Exercise task - Repeat the records below exactly, leaving out any pictures.

>> START

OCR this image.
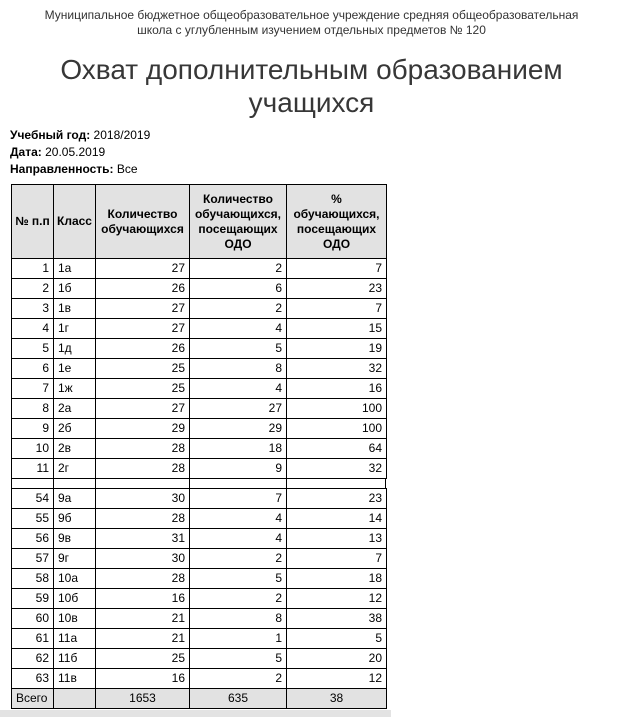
Муниципальное бюджетное общеобразовательное учреждение средняя общеобразовательная
школа с углубленным изучением отдельных предметов № 120
Охват дополнительным образованием
учащихся
Учебный год: 2018/2019
Дата: 20.05.2019
Направленность: Все
№ п.п	Класс	Количество обучающихся	Количество обучающихся, посещающих ОДО	% обучающихся, посещающих ОДО
1	1а	27	2	7
2	1б	26	6	23
3	1в	27	2	7
4	1г	27	4	15
5	1д	26	5	19
6	1е	25	8	32
7	1ж	25	4	16
8	2а	27	27	100
9	2б	29	29	100
10	2в	28	18	64
11	2г	28	9	32
54	9а	30	7	23
55	9б	28	4	14
56	9в	31	4	13
57	9г	30	2	7
58	10а	28	5	18
59	10б	16	2	12
60	10в	21	8	38
61	11а	21	1	5
62	11б	25	5	20
63	11в	16	2	12
Всего		1653	635	38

>> END

Response for this exercise -
OCR this image.
Муниципальное бюджетное общеобразовательное учреждение средняя общеобразовательная
школа с углубленным изучением отдельных предметов № 120
Охват дополнительным образованием
учащихся
Учебный год: 2018/2019
Дата: 20.05.2019
Направленность: Все
№ п.п	Класс	Количество обучающихся	Количество обучающихся, посещающих ОДО	% обучающихся, посещающих ОДО
1	1а	27	2	7
2	1б	26	6	23
3	1в	27	2	7
4	1г	27	4	15
5	1д	26	5	19
6	1е	25	8	32
7	1ж	25	4	16
8	2а	27	27	100
9	2б	29	29	100
10	2в	28	18	64
11	2г	28	9	32
54	9а	30	7	23
55	9б	28	4	14
56	9в	31	4	13
57	9г	30	2	7
58	10а	28	5	18
59	10б	16	2	12
60	10в	21	8	38
61	11а	21	1	5
62	11б	25	5	20
63	11в	16	2	12
Всего		1653	635	38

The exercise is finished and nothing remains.